◆ Work to complete
Leave the pictures out and reproduce, exactly, the lines from the one with "Extract all readable text from this page." through the end of the entries below.
* begin Data shown *
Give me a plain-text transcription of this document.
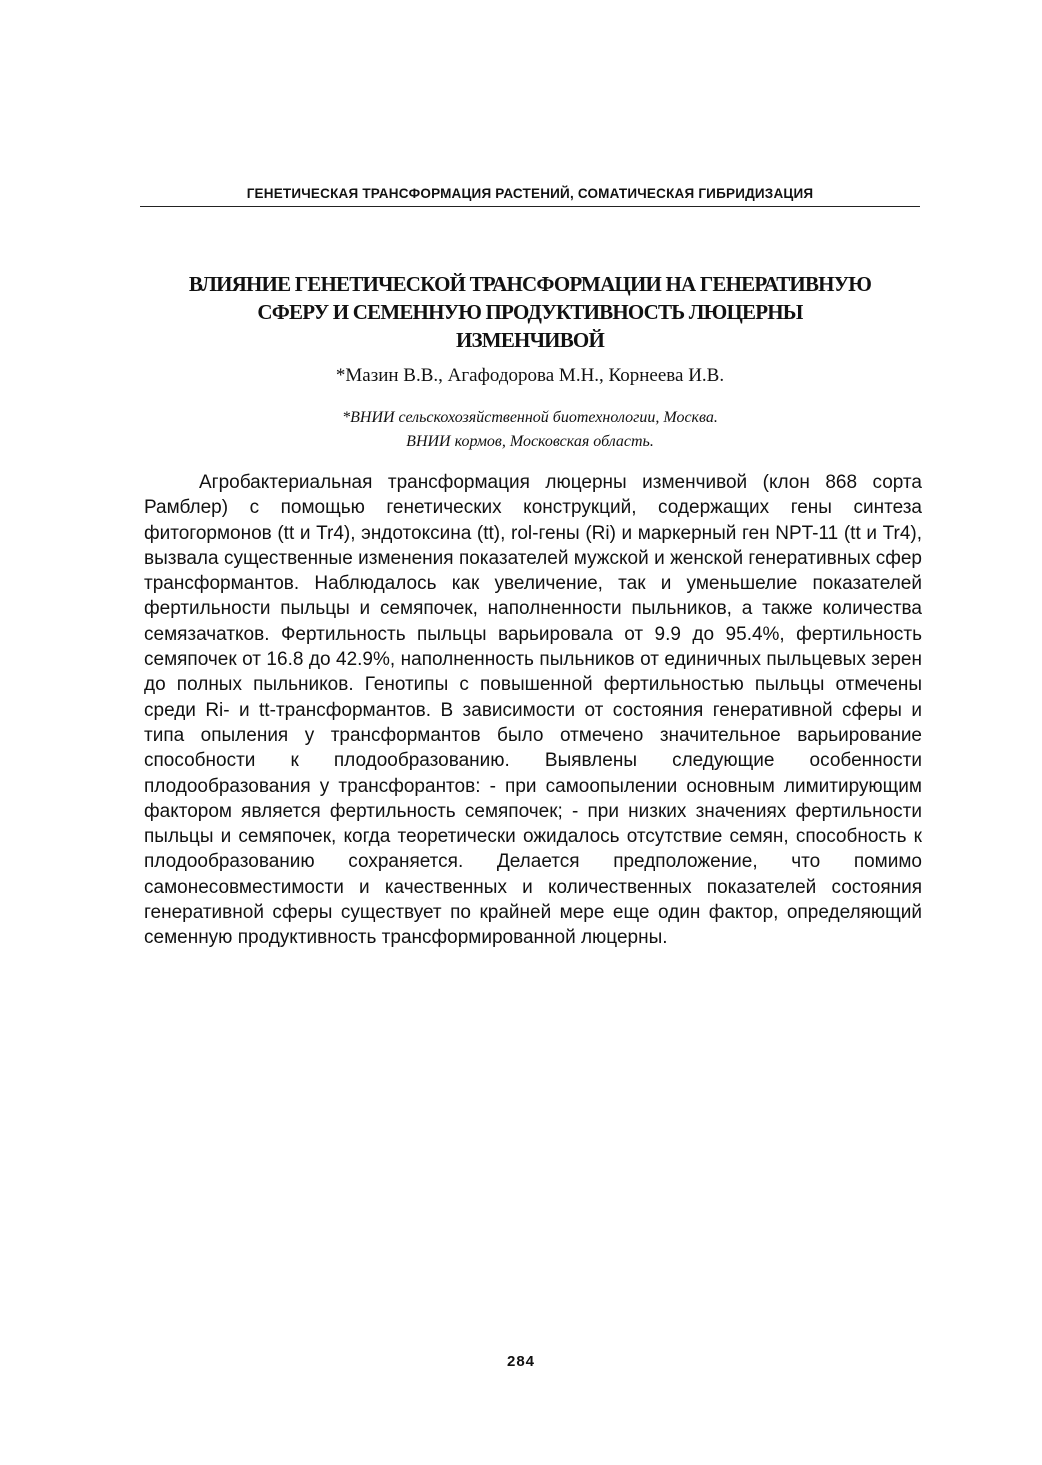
ГЕНЕТИЧЕСКАЯ ТРАНСФОРМАЦИЯ РАСТЕНИЙ, СОМАТИЧЕСКАЯ ГИБРИДИЗАЦИЯ
ВЛИЯНИЕ ГЕНЕТИЧЕСКОЙ ТРАНСФОРМАЦИИ НА ГЕНЕРАТИВНУЮ
СФЕРУ И СЕМЕННУЮ ПРОДУКТИВНОСТЬ ЛЮЦЕРНЫ
ИЗМЕНЧИВОЙ
*Мазин В.В., Агафодорова М.Н., Корнеева И.В.
*ВНИИ сельскохозяйственной биотехнологии, Москва.
ВНИИ кормов, Московская область.

Агробактериальная трансформация люцерны изменчивой (клон 868 сорта Рамблер) с помощью генетических конструкций, содержащих гены синтеза фитогормонов (tt и Tr4), эндотоксина (tt), rol-гены (Ri) и маркерный ген NPT-11 (tt и Tr4), вызвала существенные изменения показателей мужской и женской генеративных сфер трансформантов. Наблюдалось как увеличение, так и уменьшелие показателей фертильности пыльцы и семяпочек, наполненности пыльников, а также количества семязачатков. Фертильность пыльцы варьировала от 9.9 до 95.4%, фертильность семяпочек от 16.8 до 42.9%, наполненность пыльников от единичных пыльцевых зерен до полных пыльников. Генотипы с повышенной фертильностью пыльцы отмечены среди Ri- и tt-трансформантов. В зависимости от состояния генеративной сферы и типа опыления у трансформантов было отмечено значительное варьирование способности к плодообразованию. Выявлены следующие особенности плодообразования у трансфорантов: - при самоопылении основным лимитирующим фактором является фертильность семяпочек; - при низких значениях фертильности пыльцы и семяпочек, когда теоретически ожидалось отсутствие семян, способность к плодообразованию сохраняется. Делается предположение, что помимо самонесовместимости и качественных и количественных показателей состояния генеративной сферы существует по крайней мере еще один фактор, определяющий семенную продуктивность трансформированной люцерны.

284
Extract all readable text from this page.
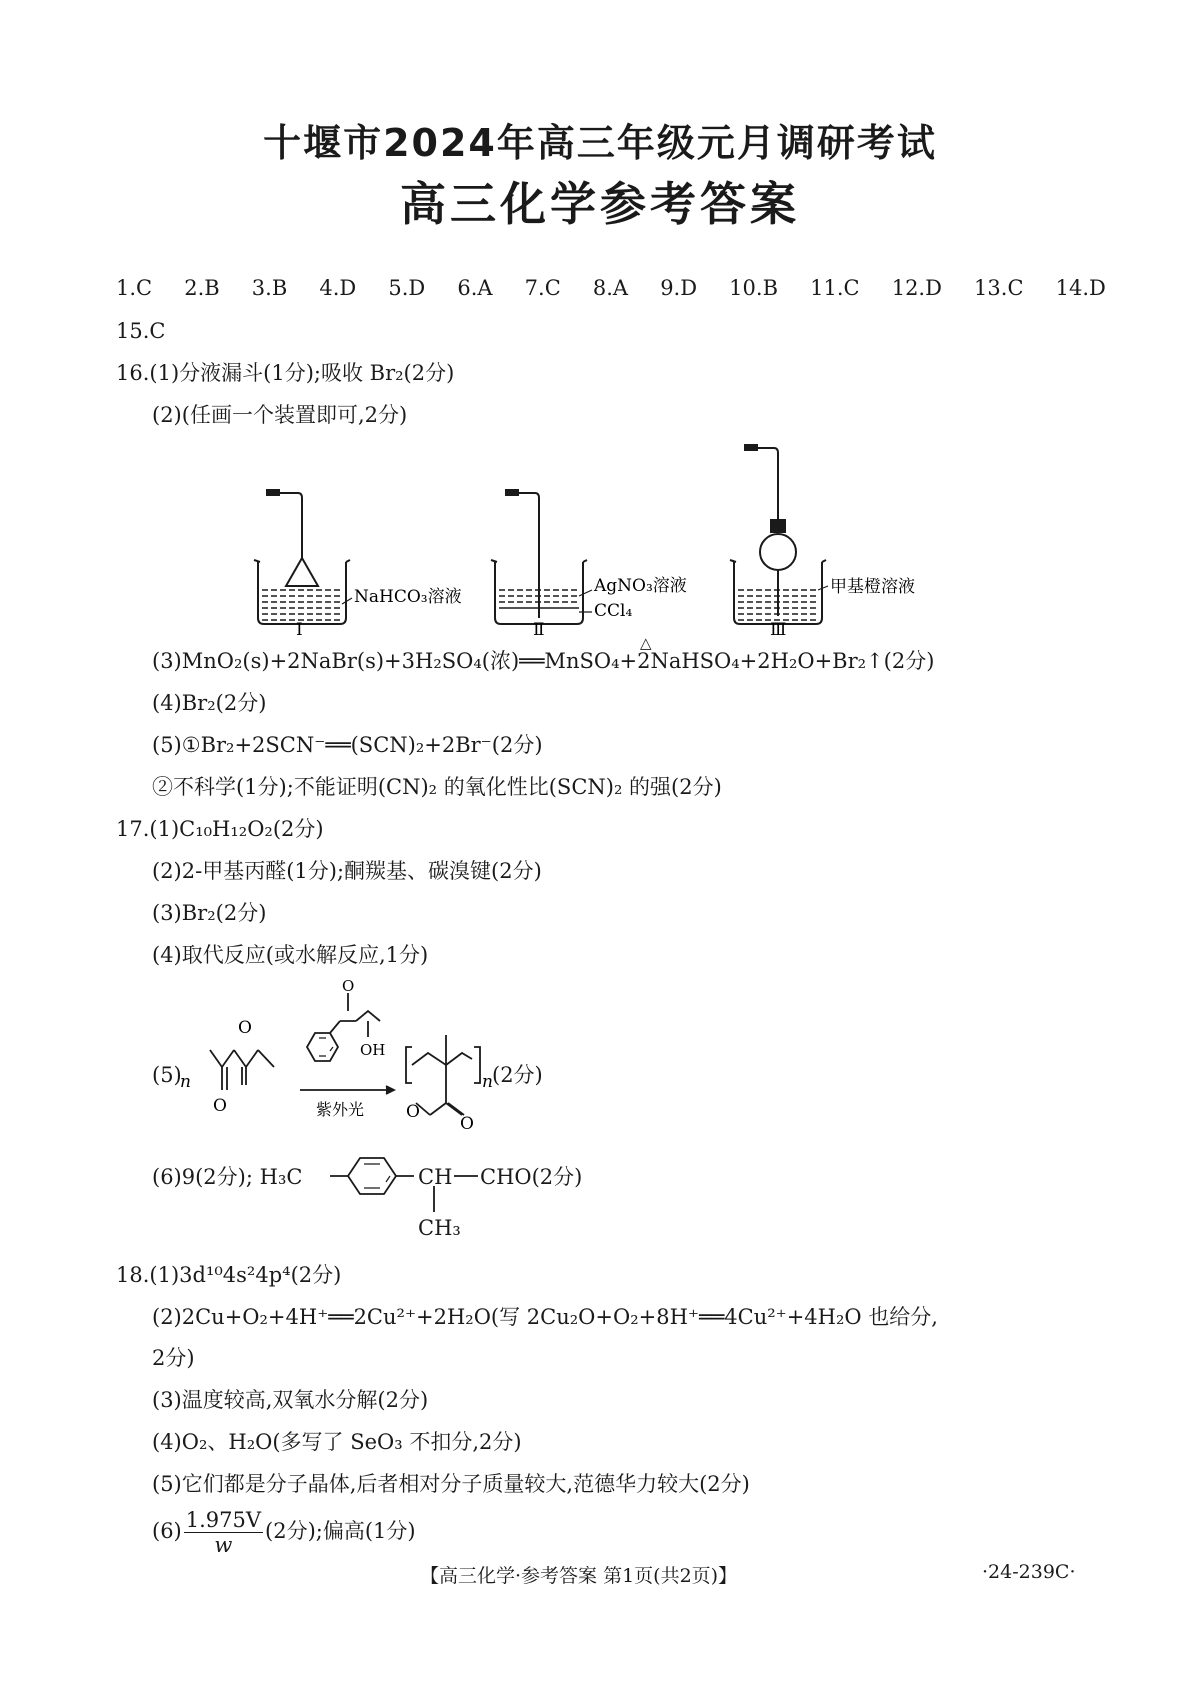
十堰市2024年高三年级元月调研考试
高三化学参考答案
1.C 2.B 3.B 4.D 5.D 6.A 7.C 8.A 9.D 10.B 11.C 12.D 13.C 14.D
15.C
16.(1)分液漏斗(1分);吸收 Br₂(2分)
(2)(任画一个装置即可,2分)
NaHCO₃溶液
Ⅰ
AgNO₃溶液
CCl₄
Ⅱ
甲基橙溶液
Ⅲ
(3)MnO₂(s)+2NaBr(s)+3H₂SO₄(浓)══MnSO₄+2NaHSO₄+2H₂O+Br₂↑(2分)
△
(4)Br₂(2分)
(5)①Br₂+2SCN⁻══(SCN)₂+2Br⁻(2分)
②不科学(1分);不能证明(CN)₂ 的氧化性比(SCN)₂ 的强(2分)
17.(1)C₁₀H₁₂O₂(2分)
(2)2-甲基丙醛(1分);酮羰基、碳溴键(2分)
(3)Br₂(2分)
(4)取代反应(或水解反应,1分)
(5)
O
O
n
O
OH
紫外光
n
O
O
(2分)
(6)9(2分); H₃C	CH CHO(2分)
CH₃
18.(1)3d¹⁰4s²4p⁴(2分)
(2)2Cu+O₂+4H⁺══2Cu²⁺+2H₂O(写 2Cu₂O+O₂+8H⁺══4Cu²⁺+4H₂O 也给分,
2分)
(3)温度较高,双氧水分解(2分)
(4)O₂、H₂O(多写了 SeO₃ 不扣分,2分)
(5)它们都是分子晶体,后者相对分子质量较大,范德华力较大(2分)
$(6) \frac{1.975V}{w} (2$分);偏高(1分)
【高三化学·参考答案 第1页(共2页)】	·24-239C·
* end Data shown *
◆ Exercise solution
Extract all readable text from this page.
十堰市2024年高三年级元月调研考试
高三化学参考答案
1.C 2.B 3.B 4.D 5.D 6.A 7.C 8.A 9.D 10.B 11.C 12.D 13.C 14.D
15.C
16.(1)分液漏斗(1分);吸收 Br₂(2分)
(2)(任画一个装置即可,2分)
NaHCO₃溶液
Ⅰ
AgNO₃溶液
CCl₄
Ⅱ
甲基橙溶液
Ⅲ
(3)MnO₂(s)+2NaBr(s)+3H₂SO₄(浓)══MnSO₄+2NaHSO₄+2H₂O+Br₂↑(2分)
△
(4)Br₂(2分)
(5)①Br₂+2SCN⁻══(SCN)₂+2Br⁻(2分)
②不科学(1分);不能证明(CN)₂ 的氧化性比(SCN)₂ 的强(2分)
17.(1)C₁₀H₁₂O₂(2分)
(2)2-甲基丙醛(1分);酮羰基、碳溴键(2分)
(3)Br₂(2分)
(4)取代反应(或水解反应,1分)
(5)
O
O
n
O
OH
紫外光
n
O
O
(2分)
(6)9(2分); H₃C	CH CHO(2分)
CH₃
18.(1)3d¹⁰4s²4p⁴(2分)
(2)2Cu+O₂+4H⁺══2Cu²⁺+2H₂O(写 2Cu₂O+O₂+8H⁺══4Cu²⁺+4H₂O 也给分,
2分)
(3)温度较高,双氧水分解(2分)
(4)O₂、H₂O(多写了 SeO₃ 不扣分,2分)
(5)它们都是分子晶体,后者相对分子质量较大,范德华力较大(2分)
$(6) \frac{1.975V}{w} (2$分);偏高(1分)
【高三化学·参考答案 第1页(共2页)】	·24-239C·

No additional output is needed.